— begin Data for this exercise —

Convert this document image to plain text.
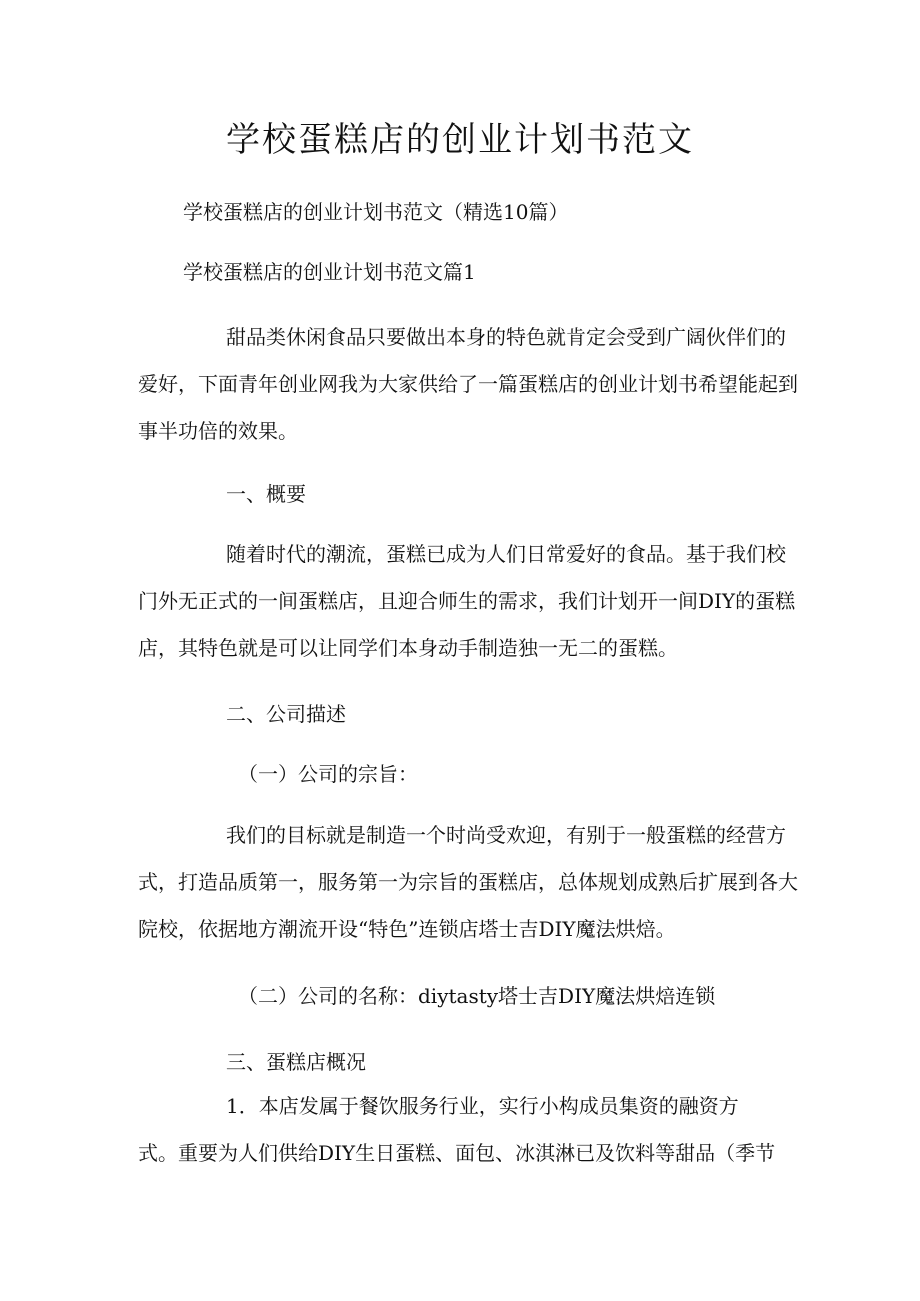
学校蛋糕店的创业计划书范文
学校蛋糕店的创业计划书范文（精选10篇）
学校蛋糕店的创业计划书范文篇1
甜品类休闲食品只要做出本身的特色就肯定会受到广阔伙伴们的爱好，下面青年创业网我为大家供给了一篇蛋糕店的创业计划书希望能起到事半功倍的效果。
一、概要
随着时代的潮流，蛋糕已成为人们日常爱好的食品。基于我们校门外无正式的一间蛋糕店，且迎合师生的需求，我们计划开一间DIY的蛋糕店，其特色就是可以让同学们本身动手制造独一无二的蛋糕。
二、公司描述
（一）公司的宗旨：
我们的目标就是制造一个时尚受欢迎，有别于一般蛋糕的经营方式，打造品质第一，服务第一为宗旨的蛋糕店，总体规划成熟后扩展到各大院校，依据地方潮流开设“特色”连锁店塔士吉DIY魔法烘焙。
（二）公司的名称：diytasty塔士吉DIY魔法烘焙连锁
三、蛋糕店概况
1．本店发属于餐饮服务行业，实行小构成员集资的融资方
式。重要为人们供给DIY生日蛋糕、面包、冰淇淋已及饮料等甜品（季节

— end Data for this exercise —
— begin Data for this exercise —

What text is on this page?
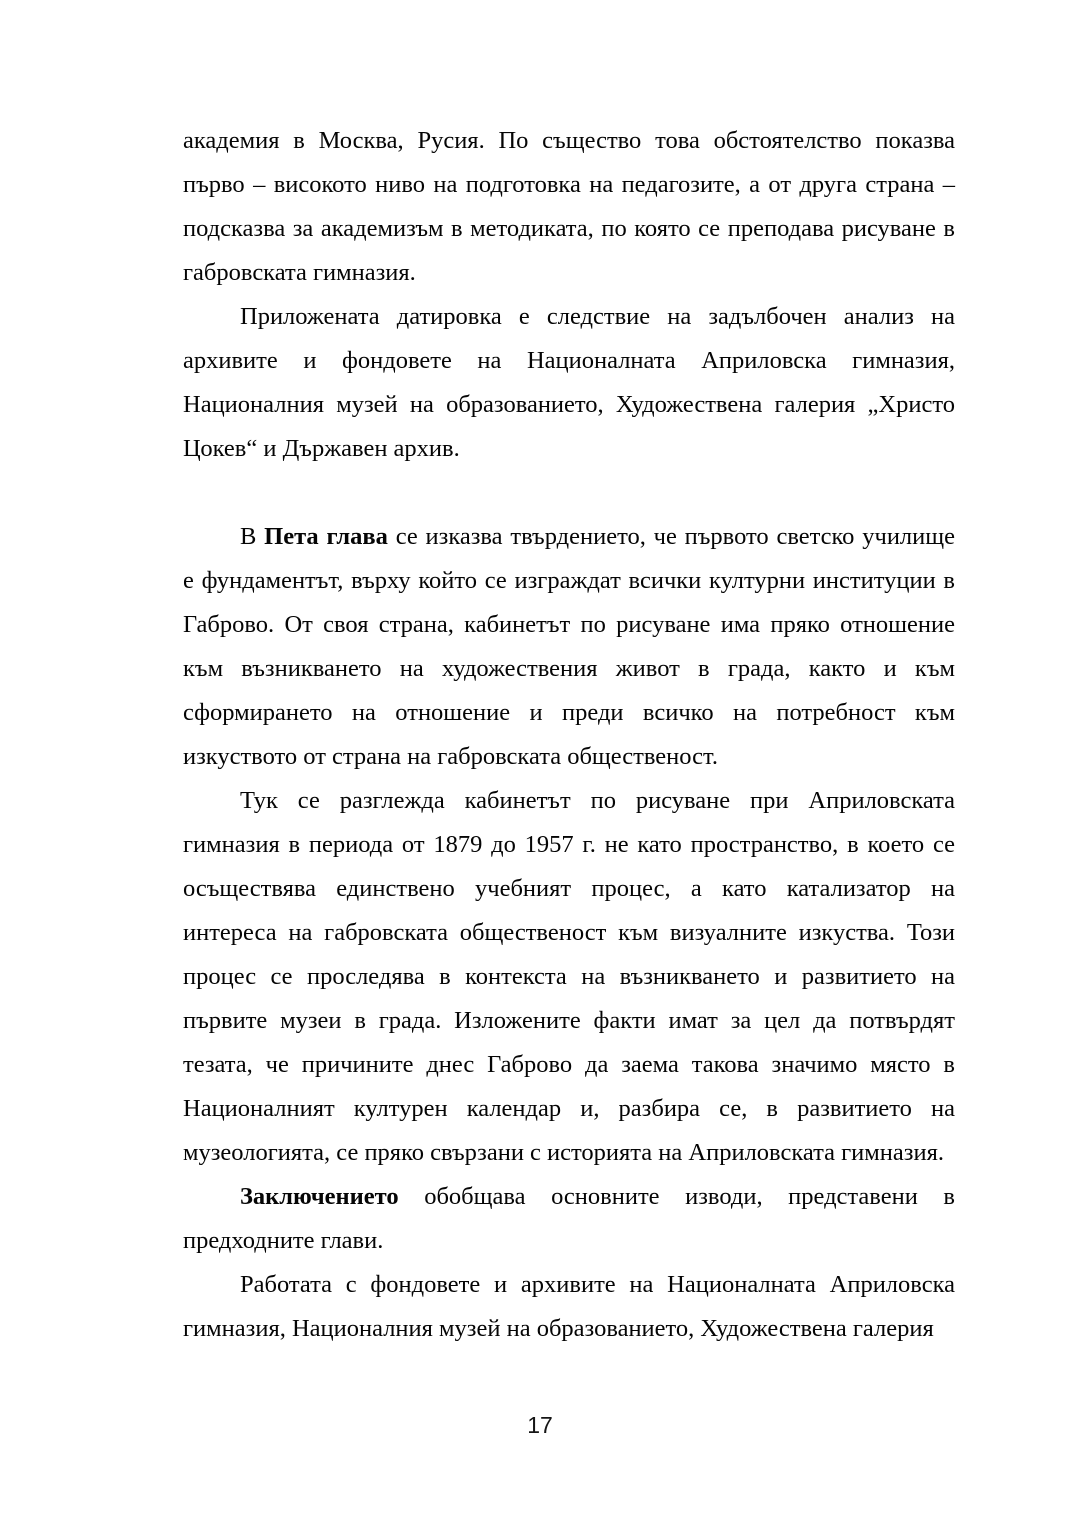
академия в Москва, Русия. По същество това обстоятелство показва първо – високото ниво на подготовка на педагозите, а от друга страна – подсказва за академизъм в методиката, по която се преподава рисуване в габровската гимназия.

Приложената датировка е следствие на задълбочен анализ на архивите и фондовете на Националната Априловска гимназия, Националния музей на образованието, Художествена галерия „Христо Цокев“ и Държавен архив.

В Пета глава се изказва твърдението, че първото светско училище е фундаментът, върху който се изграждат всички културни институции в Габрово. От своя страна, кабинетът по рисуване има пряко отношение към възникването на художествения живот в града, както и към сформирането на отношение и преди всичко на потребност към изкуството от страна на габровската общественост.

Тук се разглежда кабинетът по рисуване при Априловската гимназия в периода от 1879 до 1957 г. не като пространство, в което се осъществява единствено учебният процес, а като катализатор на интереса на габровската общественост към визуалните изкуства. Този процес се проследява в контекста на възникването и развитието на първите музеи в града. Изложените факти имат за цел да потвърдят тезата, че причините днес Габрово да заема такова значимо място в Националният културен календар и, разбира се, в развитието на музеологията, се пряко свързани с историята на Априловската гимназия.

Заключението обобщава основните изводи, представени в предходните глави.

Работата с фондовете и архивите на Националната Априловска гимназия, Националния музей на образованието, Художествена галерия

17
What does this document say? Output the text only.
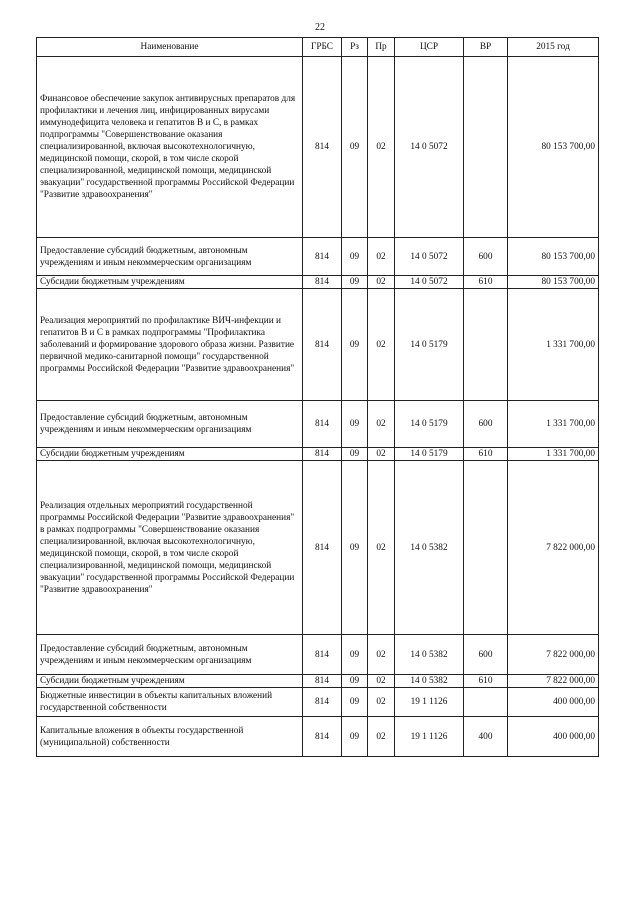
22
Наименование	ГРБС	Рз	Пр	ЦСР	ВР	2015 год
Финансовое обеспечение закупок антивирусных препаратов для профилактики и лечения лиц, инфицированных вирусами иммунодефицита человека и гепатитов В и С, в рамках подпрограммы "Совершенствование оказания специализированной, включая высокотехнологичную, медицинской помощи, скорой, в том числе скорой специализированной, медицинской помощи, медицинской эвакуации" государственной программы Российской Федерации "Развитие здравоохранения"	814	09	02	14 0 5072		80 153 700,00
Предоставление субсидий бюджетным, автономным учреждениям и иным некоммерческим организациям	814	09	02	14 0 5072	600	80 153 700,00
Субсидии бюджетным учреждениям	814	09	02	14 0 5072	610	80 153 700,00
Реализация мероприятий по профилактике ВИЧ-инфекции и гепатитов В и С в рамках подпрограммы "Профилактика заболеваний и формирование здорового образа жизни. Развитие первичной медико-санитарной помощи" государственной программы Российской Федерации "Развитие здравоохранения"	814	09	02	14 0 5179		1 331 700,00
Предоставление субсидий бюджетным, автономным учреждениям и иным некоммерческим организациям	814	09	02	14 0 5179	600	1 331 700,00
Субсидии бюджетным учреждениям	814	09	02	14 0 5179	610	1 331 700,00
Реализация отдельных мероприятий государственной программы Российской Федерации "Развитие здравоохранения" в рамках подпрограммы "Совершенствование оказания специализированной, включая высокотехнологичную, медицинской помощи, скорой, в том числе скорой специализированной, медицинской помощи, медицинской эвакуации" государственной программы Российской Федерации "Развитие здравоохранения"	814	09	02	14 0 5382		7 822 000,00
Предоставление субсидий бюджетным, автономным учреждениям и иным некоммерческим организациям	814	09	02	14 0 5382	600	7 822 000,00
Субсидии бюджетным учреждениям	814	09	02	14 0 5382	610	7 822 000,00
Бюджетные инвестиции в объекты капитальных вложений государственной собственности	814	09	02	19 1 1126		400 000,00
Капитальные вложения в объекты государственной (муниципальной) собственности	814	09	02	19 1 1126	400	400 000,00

— end Data for this exercise —

Exercise directions —
Return from the data every line that holds "образованието".

Written answer —
Приложената датировка е следствие на задълбочен анализ на архивите и фондовете на Националната Априловска гимназия, Националния музей на образованието, Художествена галерия „Христо Цокев“ и Държавен архив.
Работата с фондовете и архивите на Националната Априловска гимназия, Националния музей на образованието, Художествена галерия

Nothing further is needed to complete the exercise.